### Given request:
Below are some entries. Copy each line that holds the string "PDVLumi".

### Record list:
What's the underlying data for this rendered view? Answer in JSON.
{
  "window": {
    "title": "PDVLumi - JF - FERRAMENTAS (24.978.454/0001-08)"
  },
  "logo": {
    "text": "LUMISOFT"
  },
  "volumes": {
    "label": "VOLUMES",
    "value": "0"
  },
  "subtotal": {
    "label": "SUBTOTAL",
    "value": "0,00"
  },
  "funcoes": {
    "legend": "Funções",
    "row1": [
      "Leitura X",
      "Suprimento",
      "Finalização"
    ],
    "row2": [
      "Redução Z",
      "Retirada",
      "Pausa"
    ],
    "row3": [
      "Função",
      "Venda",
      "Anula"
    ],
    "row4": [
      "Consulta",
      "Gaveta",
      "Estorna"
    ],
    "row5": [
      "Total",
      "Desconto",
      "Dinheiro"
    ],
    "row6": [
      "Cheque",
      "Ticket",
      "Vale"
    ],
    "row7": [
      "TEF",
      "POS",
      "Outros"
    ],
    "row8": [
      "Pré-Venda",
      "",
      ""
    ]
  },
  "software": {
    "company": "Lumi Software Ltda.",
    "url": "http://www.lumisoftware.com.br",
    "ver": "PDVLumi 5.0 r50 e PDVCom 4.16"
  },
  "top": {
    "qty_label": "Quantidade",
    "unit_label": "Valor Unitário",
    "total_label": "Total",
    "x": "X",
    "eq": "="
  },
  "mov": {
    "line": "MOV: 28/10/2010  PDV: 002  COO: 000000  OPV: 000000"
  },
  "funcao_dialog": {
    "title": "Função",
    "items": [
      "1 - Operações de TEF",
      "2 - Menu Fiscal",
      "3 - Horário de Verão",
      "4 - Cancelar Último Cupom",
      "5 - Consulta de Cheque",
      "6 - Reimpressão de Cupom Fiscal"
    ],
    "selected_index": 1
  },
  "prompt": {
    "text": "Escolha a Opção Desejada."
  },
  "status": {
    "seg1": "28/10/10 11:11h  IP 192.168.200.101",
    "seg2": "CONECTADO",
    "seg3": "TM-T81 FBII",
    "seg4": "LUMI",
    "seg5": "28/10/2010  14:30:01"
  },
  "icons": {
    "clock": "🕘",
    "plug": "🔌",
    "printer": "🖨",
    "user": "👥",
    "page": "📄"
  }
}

### Result for this task:
    "title": "PDVLumi - JF - FERRAMENTAS (24.978.454/0001-08)"
    "ver": "PDVLumi 5.0 r50 e PDVCom 4.16"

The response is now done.